SET EXERCISE: Only the lines from the one holding "What data populates" to the end of the data should be echoed, exactly as they appear, minus the pictures.

DATA SHOWN:
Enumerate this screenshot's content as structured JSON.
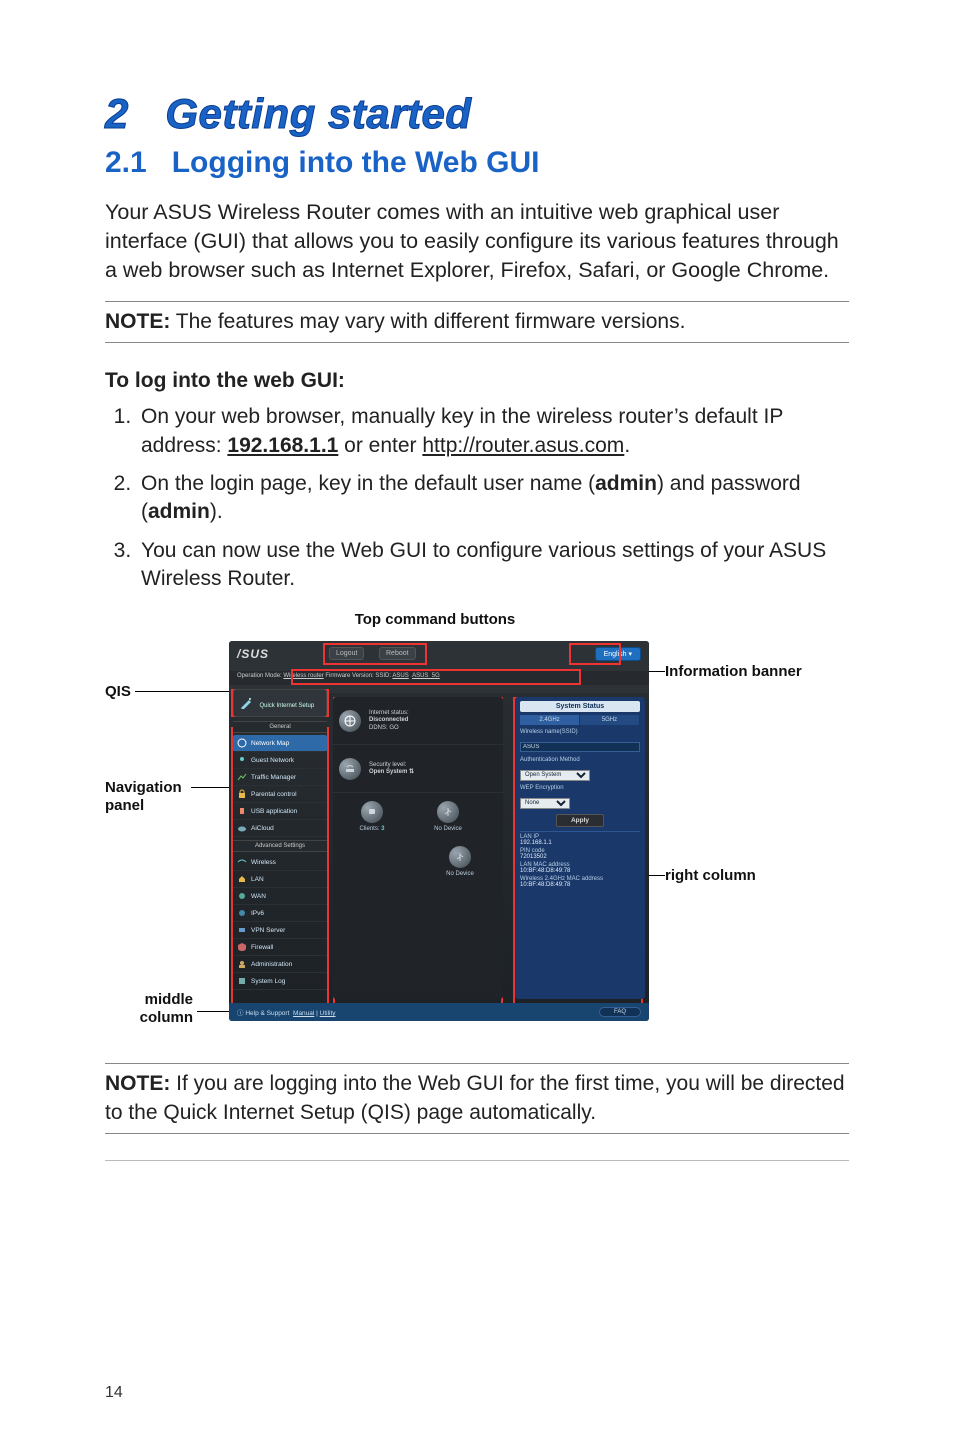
{
  "chapter": {
    "number_label": "2",
    "title": "Getting started"
  },
  "section": {
    "number": "2.1",
    "title": "Logging into the Web GUI"
  },
  "paragraph_intro": "Your ASUS Wireless Router comes with an intuitive web graphical user interface (GUI) that allows you to easily configure its various features through a web browser such as Internet Explorer, Firefox, Safari, or Google Chrome.",
  "note1": {
    "label": "NOTE:",
    "text": "The features may vary with different firmware versions."
  },
  "subheading": "To log into the web GUI:",
  "steps": {
    "s1_a": "On your web browser, manually key in the wireless router’s default IP address: ",
    "s1_ip": "192.168.1.1",
    "s1_b": " or enter ",
    "s1_url": "http://router.asus.com",
    "s1_c": ".",
    "s2_a": "On the login page, key in the default user name (",
    "s2_user": "admin",
    "s2_b": ") and password (",
    "s2_pass": "admin",
    "s2_c": ").",
    "s3": "You can now use the Web GUI to configure various settings of your ASUS Wireless Router."
  },
  "callouts": {
    "top_cmd": "Top command buttons",
    "qis": "QIS",
    "info_banner": "Information banner",
    "nav_panel_a": "Navigation",
    "nav_panel_b": "panel",
    "right_col": "right column",
    "middle_a": "middle",
    "middle_b": "column"
  },
  "gui": {
    "logo": "/SUS",
    "logout": "Logout",
    "reboot": "Reboot",
    "language": "English",
    "info_bar_a": "Operation Mode: ",
    "info_bar_mode": "Wireless router",
    "info_bar_b": "  Firmware Version:     SSID: ",
    "info_bar_ssid1": "ASUS",
    "info_bar_ssid2": "ASUS_5G",
    "qis_label": "Quick Internet Setup",
    "general_label": "General",
    "nav": [
      "Network Map",
      "Guest Network",
      "Traffic Manager",
      "Parental control",
      "USB application",
      "AiCloud"
    ],
    "adv_label": "Advanced Settings",
    "adv": [
      "Wireless",
      "LAN",
      "WAN",
      "IPv6",
      "VPN Server",
      "Firewall",
      "Administration",
      "System Log"
    ],
    "mid": {
      "status_a": "Internet status:",
      "status_b": "Disconnected",
      "ddns": "DDNS: GO",
      "sec_a": "Security level:",
      "sec_b": "Open System",
      "clients_label": "Clients:",
      "clients_value": "3",
      "no_device": "No Device"
    },
    "right": {
      "title": "System Status",
      "tab24": "2.4GHz",
      "tab5": "5GHz",
      "ssid_label": "Wireless name(SSID)",
      "ssid_value": "ASUS",
      "auth_label": "Authentication Method",
      "auth_value": "Open System",
      "wep_label": "WEP Encryption",
      "wep_value": "None",
      "apply": "Apply",
      "lan_ip_k": "LAN IP",
      "lan_ip_v": "192.168.1.1",
      "pin_k": "PIN code",
      "pin_v": "72013502",
      "lan_mac_k": "LAN MAC address",
      "lan_mac_v": "10:BF:48:D8:49:78",
      "w24_mac_k": "Wireless 2.4GHz MAC address",
      "w24_mac_v": "10:BF:48:D8:49:78"
    },
    "footer": {
      "help_label": "Help & Support",
      "manual": "Manual",
      "utility": "Utility",
      "faq": "FAQ"
    }
  },
  "note2": {
    "label": "NOTE:",
    "text": "If you are logging into the Web GUI for the first time, you will be directed to the Quick Internet Setup (QIS) page automatically."
  },
  "page_number": "14"
}
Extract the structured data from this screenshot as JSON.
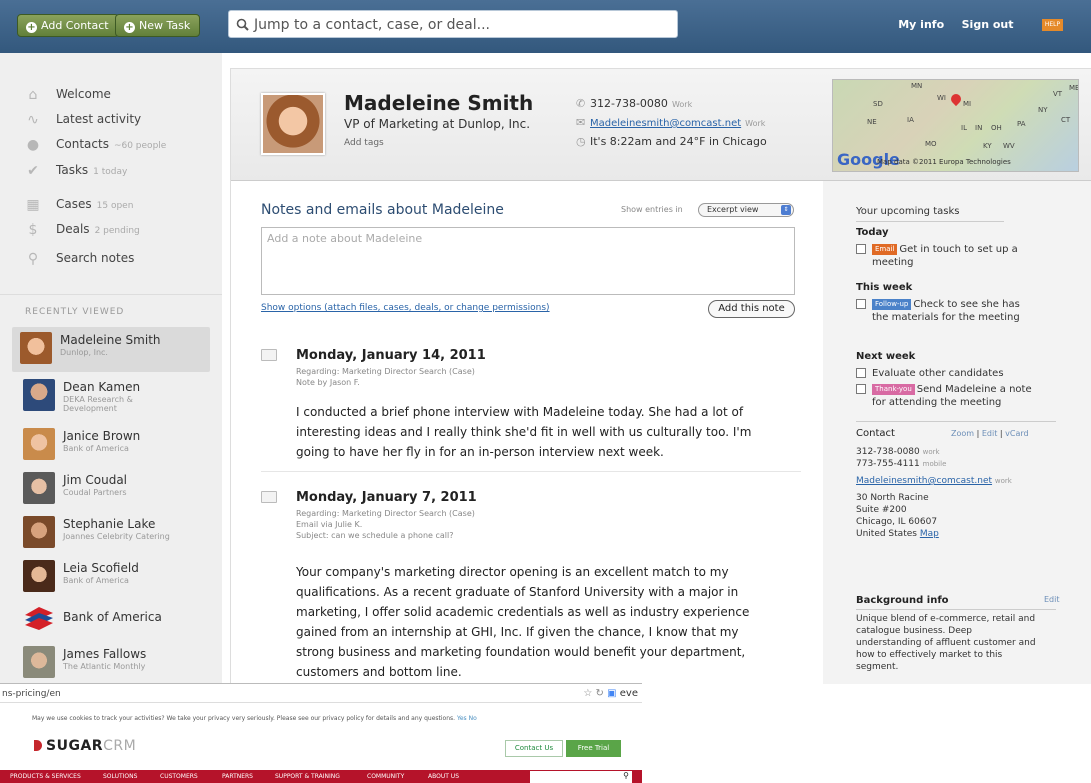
{
  "topbar": {
    "add_contact": "Add Contact",
    "new_task": "New Task",
    "search_placeholder": "Jump to a contact, case, or deal...",
    "my_info": "My info",
    "sign_out": "Sign out",
    "help": "HELP"
  },
  "nav": [
    {
      "label": "Welcome",
      "count": ""
    },
    {
      "label": "Latest activity",
      "count": ""
    },
    {
      "label": "Contacts",
      "count": "~60 people"
    },
    {
      "label": "Tasks",
      "count": "1 today"
    },
    {
      "label": "Cases",
      "count": "15 open"
    },
    {
      "label": "Deals",
      "count": "2 pending"
    },
    {
      "label": "Search notes",
      "count": ""
    }
  ],
  "recently_viewed": {
    "heading": "RECENTLY VIEWED",
    "items": [
      {
        "name": "Madeleine Smith",
        "sub": "Dunlop, Inc."
      },
      {
        "name": "Dean Kamen",
        "sub": "DEKA Research & Development"
      },
      {
        "name": "Janice Brown",
        "sub": "Bank of America"
      },
      {
        "name": "Jim Coudal",
        "sub": "Coudal Partners"
      },
      {
        "name": "Stephanie Lake",
        "sub": "Joannes Celebrity Catering"
      },
      {
        "name": "Leia Scofield",
        "sub": "Bank of America"
      },
      {
        "name": "Bank of America",
        "sub": ""
      },
      {
        "name": "James Fallows",
        "sub": "The Atlantic Monthly"
      }
    ]
  },
  "person": {
    "name": "Madeleine Smith",
    "title": "VP of Marketing at Dunlop, Inc.",
    "add_tags": "Add tags",
    "phone": "312-738-0080",
    "phone_type": "Work",
    "email": "Madeleinesmith@comcast.net",
    "email_type": "Work",
    "time": "It's 8:22am and 24°F in Chicago"
  },
  "map": {
    "google": "Google",
    "copyright": "Map data ©2011 Europa Technologies",
    "states": [
      "MN",
      "WI",
      "MI",
      "SD",
      "NE",
      "IA",
      "IL",
      "IN",
      "OH",
      "PA",
      "NY",
      "MO",
      "KY",
      "WV",
      "VT",
      "ME",
      "CT"
    ]
  },
  "notes": {
    "title": "Notes and emails about Madeleine",
    "show_entries": "Show entries in",
    "view": "Excerpt view",
    "placeholder": "Add a note about Madeleine",
    "show_options": "Show options (attach files, cases, deals, or change permissions)",
    "add_button": "Add this note",
    "entries": [
      {
        "date": "Monday, January 14, 2011",
        "regarding": "Regarding: Marketing Director Search (Case)",
        "by": "Note by Jason F.",
        "subject": "",
        "body": "I conducted a brief phone interview with Madeleine today. She had a lot of interesting ideas and I really think she'd fit in well with us culturally too. I'm going to have her fly in for an in-person interview next week."
      },
      {
        "date": "Monday, January 7, 2011",
        "regarding": "Regarding: Marketing Director Search (Case)",
        "by": "Email via Julie K.",
        "subject": "Subject: can we schedule a phone call?",
        "body": "Your company's marketing director opening is an excellent match to my qualifications. As a recent graduate of Stanford University with a major in marketing, I offer solid academic credentials as well as industry experience gained from an internship at GHI, Inc. If given the chance, I know that my strong business and marketing foundation would benefit your department, customers and bottom line."
      }
    ]
  },
  "tasks": {
    "title": "Your upcoming tasks",
    "today": "Today",
    "today_badge": "Email",
    "today_task": "Get in touch to set up a meeting",
    "this_week": "This week",
    "week_badge": "Follow-up",
    "week_task": "Check to see she has the materials for the meeting",
    "next_week": "Next week",
    "next_task1": "Evaluate other candidates",
    "next_badge": "Thank-you",
    "next_task2": "Send Madeleine a note for attending the meeting"
  },
  "contact": {
    "title": "Contact",
    "zoom": "Zoom",
    "edit": "Edit",
    "vcard": "vCard",
    "phone1": "312-738-0080",
    "phone1_type": "work",
    "phone2": "773-755-4111",
    "phone2_type": "mobile",
    "email": "Madeleinesmith@comcast.net",
    "email_type": "work",
    "addr1": "30 North Racine",
    "addr2": "Suite #200",
    "addr3": "Chicago, IL 60607",
    "addr4": "United States",
    "map": "Map"
  },
  "background": {
    "title": "Background info",
    "edit": "Edit",
    "text": "Unique blend of e-commerce, retail and catalogue business. Deep understanding of affluent customer and how to effectively market to this segment."
  },
  "browser": {
    "url": "ns-pricing/en",
    "search_hint": "eve",
    "cookie": "May we use cookies to track your activities? We take your privacy very seriously. Please see our privacy policy for details and any questions.",
    "cookie_yes": "Yes",
    "cookie_no": "No",
    "logo_sugar": "SUGAR",
    "logo_crm": "CRM",
    "contact_us": "Contact Us",
    "free_trial": "Free Trial",
    "nav": [
      "PRODUCTS & SERVICES",
      "SOLUTIONS",
      "CUSTOMERS",
      "PARTNERS",
      "SUPPORT & TRAINING",
      "COMMUNITY",
      "ABOUT US"
    ],
    "search": "Search"
  },
  "colors": {
    "topbar": "#3d6289",
    "accent_link": "#2a64a8",
    "email_badge": "#e06a25",
    "followup_badge": "#4b82c9",
    "thankyou_badge": "#d86aa3",
    "sugar_red": "#b5132a"
  }
}
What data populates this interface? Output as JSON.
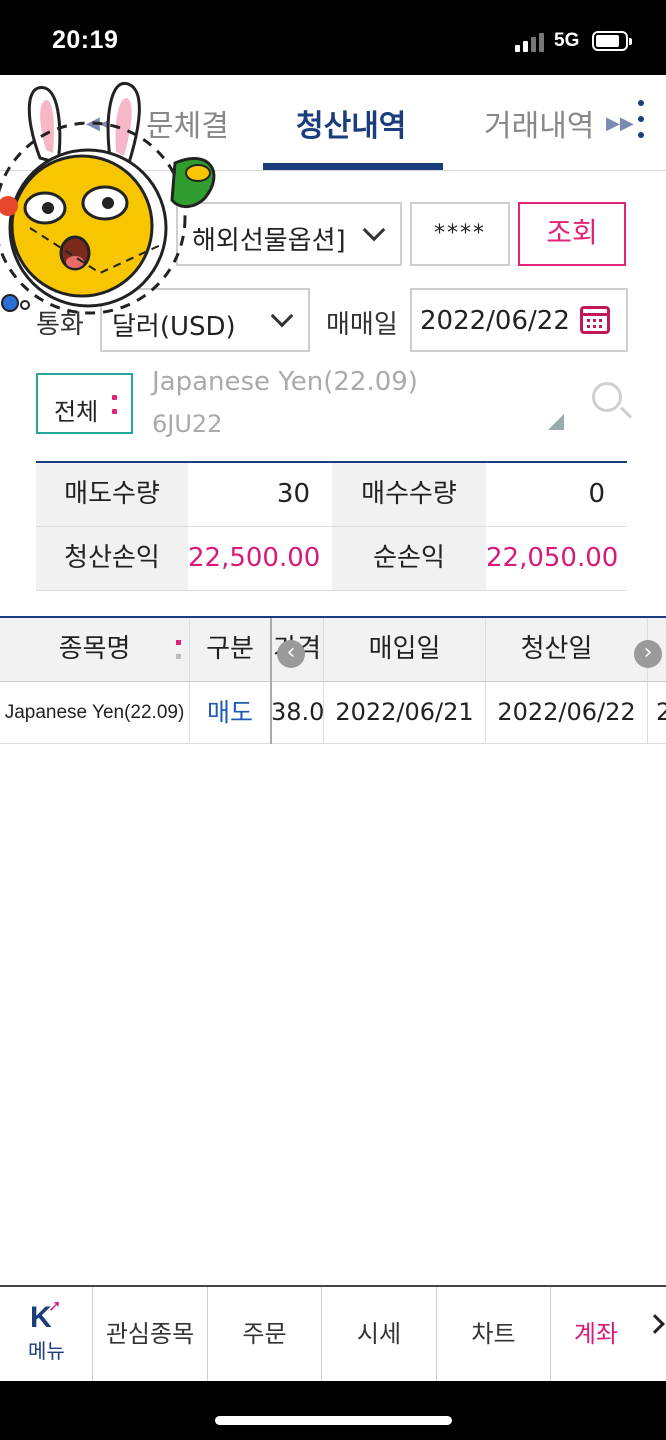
{
  "status_bar": {
    "time": "20:19",
    "network": "5G"
  },
  "tabs": {
    "prev": "문체결",
    "active": "청산내역",
    "next": "거래내역"
  },
  "filters": {
    "account_type": "해외선물옵션]",
    "password_mask": "****",
    "search_button": "조회",
    "currency_label": "통화",
    "currency_value": "달러(USD)",
    "trade_date_label": "매매일",
    "trade_date_value": "2022/06/22",
    "all_button": "전체",
    "symbol_name": "Japanese Yen(22.09)",
    "symbol_code": "6JU22"
  },
  "summary": {
    "sell_qty_label": "매도수량",
    "sell_qty": "30",
    "buy_qty_label": "매수수량",
    "buy_qty": "0",
    "liq_pnl_label": "청산손익",
    "liq_pnl": "22,500.00",
    "net_pnl_label": "순손익",
    "net_pnl": "22,050.00"
  },
  "table": {
    "headers": {
      "name": "종목명",
      "side": "구분",
      "price_partial": "가격",
      "buy_date": "매입일",
      "liq_date": "청산일"
    },
    "rows": [
      {
        "name": "Japanese Yen(22.09)",
        "side": "매도",
        "price_partial": "38.0",
        "buy_date": "2022/06/21",
        "liq_date": "2022/06/22",
        "overflow": "2"
      }
    ]
  },
  "bottom_nav": {
    "menu": "메뉴",
    "watchlist": "관심종목",
    "order": "주문",
    "quote": "시세",
    "chart": "차트",
    "account": "계좌"
  },
  "colors": {
    "navy": "#1b3d7b",
    "pink": "#d81b7a",
    "teal": "#26a69a"
  }
}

ANSWER TO THE PROBLEM:
What data populates this interface? Output as JSON.
{
  "status_bar": {
    "time": "20:19",
    "network": "5G"
  },
  "tabs": {
    "prev": "문체결",
    "active": "청산내역",
    "next": "거래내역"
  },
  "filters": {
    "account_type": "해외선물옵션]",
    "password_mask": "****",
    "search_button": "조회",
    "currency_label": "통화",
    "currency_value": "달러(USD)",
    "trade_date_label": "매매일",
    "trade_date_value": "2022/06/22",
    "all_button": "전체",
    "symbol_name": "Japanese Yen(22.09)",
    "symbol_code": "6JU22"
  },
  "summary": {
    "sell_qty_label": "매도수량",
    "sell_qty": "30",
    "buy_qty_label": "매수수량",
    "buy_qty": "0",
    "liq_pnl_label": "청산손익",
    "liq_pnl": "22,500.00",
    "net_pnl_label": "순손익",
    "net_pnl": "22,050.00"
  },
  "table": {
    "headers": {
      "name": "종목명",
      "side": "구분",
      "price_partial": "가격",
      "buy_date": "매입일",
      "liq_date": "청산일"
    },
    "rows": [
      {
        "name": "Japanese Yen(22.09)",
        "side": "매도",
        "price_partial": "38.0",
        "buy_date": "2022/06/21",
        "liq_date": "2022/06/22",
        "overflow": "2"
      }
    ]
  },
  "bottom_nav": {
    "menu": "메뉴",
    "watchlist": "관심종목",
    "order": "주문",
    "quote": "시세",
    "chart": "차트",
    "account": "계좌"
  },
  "colors": {
    "navy": "#1b3d7b",
    "pink": "#d81b7a",
    "teal": "#26a69a"
  }
}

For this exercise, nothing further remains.